_Given request_.
Tally every line of the listing below that holds "JSON", then give the tally alone.

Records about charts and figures
____

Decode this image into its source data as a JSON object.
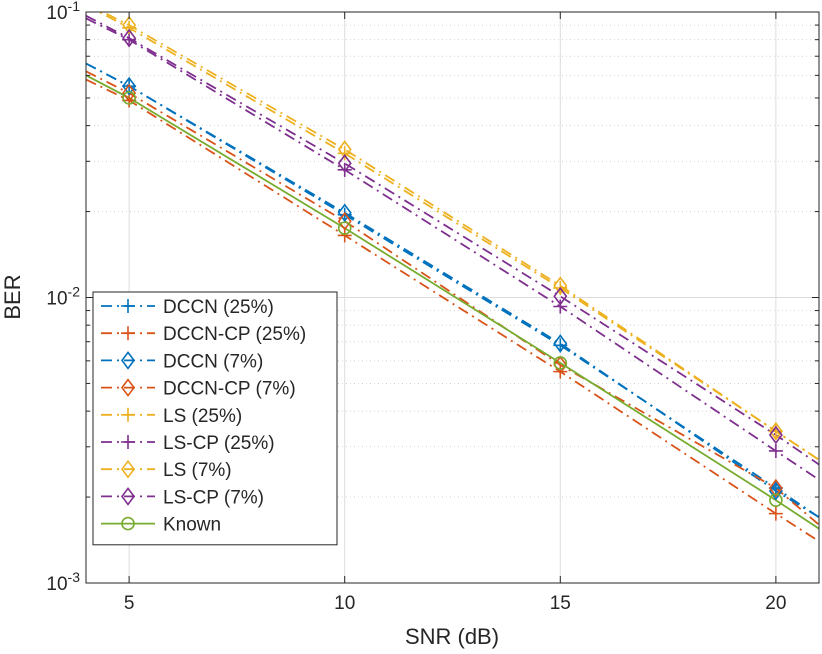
{
  "chart_data": {
    "type": "line",
    "title": "",
    "xlabel": "SNR (dB)",
    "ylabel": "BER",
    "xscale": "linear",
    "yscale": "log",
    "xlim": [
      4,
      21
    ],
    "ylim": [
      0.001,
      0.1
    ],
    "grid": true,
    "x_ticks": [
      5,
      10,
      15,
      20
    ],
    "x_tick_labels": [
      "5",
      "10",
      "15",
      "20"
    ],
    "y_ticks": [
      0.001,
      0.01,
      0.1
    ],
    "y_tick_labels": [
      {
        "base": "10",
        "exp": "-3"
      },
      {
        "base": "10",
        "exp": "-2"
      },
      {
        "base": "10",
        "exp": "-1"
      }
    ],
    "legend_position": "bottom-left",
    "series": [
      {
        "name": "DCCN (25%)",
        "color": "#0072BD",
        "dash": "dashdot",
        "marker": "plus",
        "line_x": [
          4,
          5,
          10,
          15,
          20,
          21
        ],
        "line_y": [
          0.066,
          0.055,
          0.0195,
          0.0068,
          0.00215,
          0.0017
        ],
        "marker_x": [
          5,
          10,
          15,
          20
        ],
        "marker_y": [
          0.055,
          0.0195,
          0.0068,
          0.00215
        ]
      },
      {
        "name": "DCCN-CP (25%)",
        "color": "#D95319",
        "dash": "dashdot",
        "marker": "plus",
        "line_x": [
          4,
          5,
          10,
          15,
          20,
          21
        ],
        "line_y": [
          0.058,
          0.049,
          0.0165,
          0.0055,
          0.00175,
          0.0014
        ],
        "marker_x": [
          5,
          10,
          15,
          20
        ],
        "marker_y": [
          0.049,
          0.0165,
          0.0055,
          0.00175
        ]
      },
      {
        "name": "DCCN (7%)",
        "color": "#0072BD",
        "dash": "dashdot",
        "marker": "diamond",
        "line_x": [
          4,
          5,
          10,
          15,
          20,
          21
        ],
        "line_y": [
          0.066,
          0.055,
          0.0198,
          0.0069,
          0.0021,
          0.0017
        ],
        "marker_x": [
          5,
          10,
          15,
          20
        ],
        "marker_y": [
          0.055,
          0.0198,
          0.0069,
          0.0021
        ]
      },
      {
        "name": "DCCN-CP (7%)",
        "color": "#D95319",
        "dash": "dashdot",
        "marker": "diamond",
        "line_x": [
          4,
          5,
          10,
          15,
          20,
          21
        ],
        "line_y": [
          0.062,
          0.052,
          0.0185,
          0.0058,
          0.00215,
          0.0016
        ],
        "marker_x": [
          5,
          10,
          15,
          20
        ],
        "marker_y": [
          0.052,
          0.0185,
          0.0058,
          0.00215
        ]
      },
      {
        "name": "LS (25%)",
        "color": "#EDB120",
        "dash": "dashdot",
        "marker": "plus",
        "line_x": [
          4,
          5,
          10,
          15,
          20,
          21
        ],
        "line_y": [
          0.106,
          0.088,
          0.032,
          0.0108,
          0.0034,
          0.0027
        ],
        "marker_x": [
          5,
          10,
          15,
          20
        ],
        "marker_y": [
          0.088,
          0.032,
          0.0108,
          0.0034
        ]
      },
      {
        "name": "LS-CP (25%)",
        "color": "#7E2F8E",
        "dash": "dashdot",
        "marker": "plus",
        "line_x": [
          4,
          5,
          10,
          15,
          20,
          21
        ],
        "line_y": [
          0.095,
          0.08,
          0.028,
          0.0093,
          0.0029,
          0.0023
        ],
        "marker_x": [
          5,
          10,
          15,
          20
        ],
        "marker_y": [
          0.08,
          0.028,
          0.0093,
          0.0029
        ]
      },
      {
        "name": "LS (7%)",
        "color": "#EDB120",
        "dash": "dashdot",
        "marker": "diamond",
        "line_x": [
          4,
          5,
          10,
          15,
          20,
          21
        ],
        "line_y": [
          0.107,
          0.09,
          0.033,
          0.011,
          0.0034,
          0.0027
        ],
        "marker_x": [
          5,
          10,
          15,
          20
        ],
        "marker_y": [
          0.09,
          0.033,
          0.011,
          0.0034
        ]
      },
      {
        "name": "LS-CP (7%)",
        "color": "#7E2F8E",
        "dash": "dashdot",
        "marker": "diamond",
        "line_x": [
          4,
          5,
          10,
          15,
          20,
          21
        ],
        "line_y": [
          0.097,
          0.081,
          0.0295,
          0.0101,
          0.0033,
          0.0026
        ],
        "marker_x": [
          5,
          10,
          15,
          20
        ],
        "marker_y": [
          0.081,
          0.0295,
          0.0101,
          0.0033
        ]
      },
      {
        "name": "Known",
        "color": "#77AC30",
        "dash": "solid",
        "marker": "circle",
        "line_x": [
          4,
          5,
          10,
          15,
          20,
          21
        ],
        "line_y": [
          0.06,
          0.05,
          0.0175,
          0.0059,
          0.00195,
          0.00155
        ],
        "marker_x": [
          5,
          10,
          15,
          20
        ],
        "marker_y": [
          0.05,
          0.0175,
          0.0059,
          0.00195
        ]
      }
    ]
  }
}
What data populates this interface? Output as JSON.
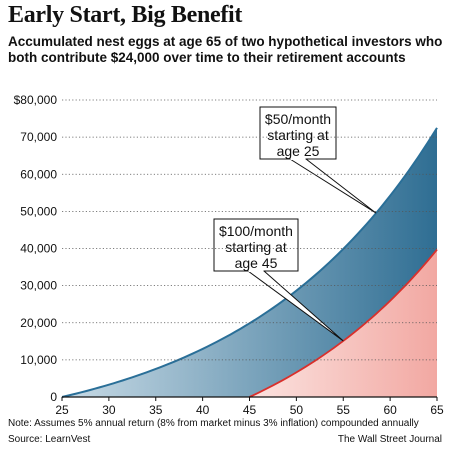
{
  "title": "Early Start, Big Benefit",
  "subtitle": "Accumulated nest eggs at age 65 of two hypothetical investors who both contribute $24,000 over time to their retirement accounts",
  "note": "Note: Assumes 5% annual return (8% from market minus 3% inflation) compounded annually",
  "source": "Source: LearnVest",
  "credit": "The Wall Street Journal",
  "colors": {
    "series1_line": "#2a6f98",
    "series1_fill_dark": "#2f6e93",
    "series1_fill_light": "#c9dbe6",
    "series2_line": "#d9302c",
    "series2_fill_dark": "#f2a8a2",
    "series2_fill_light": "#fbe3e0",
    "grid": "#555555"
  },
  "chart_data": {
    "type": "area",
    "xlim": [
      25,
      65
    ],
    "ylim": [
      0,
      80000
    ],
    "x_ticks": [
      "25",
      "30",
      "35",
      "40",
      "45",
      "50",
      "55",
      "60",
      "65"
    ],
    "y_ticks": [
      "$80,000",
      "70,000",
      "60,000",
      "50,000",
      "40,000",
      "30,000",
      "20,000",
      "10,000",
      "0"
    ],
    "grid": "horizontal dotted",
    "series": [
      {
        "label": "$50/month starting at age 25",
        "label_lines": [
          "$50/month",
          "starting at",
          "age 25"
        ],
        "start_age": 25,
        "monthly_contribution": 50,
        "annual_return": 0.05,
        "end_value": 72500
      },
      {
        "label": "$100/month starting at age 45",
        "label_lines": [
          "$100/month",
          "starting at",
          "age 45"
        ],
        "start_age": 45,
        "monthly_contribution": 100,
        "annual_return": 0.05,
        "end_value": 39700
      }
    ]
  }
}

____

_Response to this task_.
2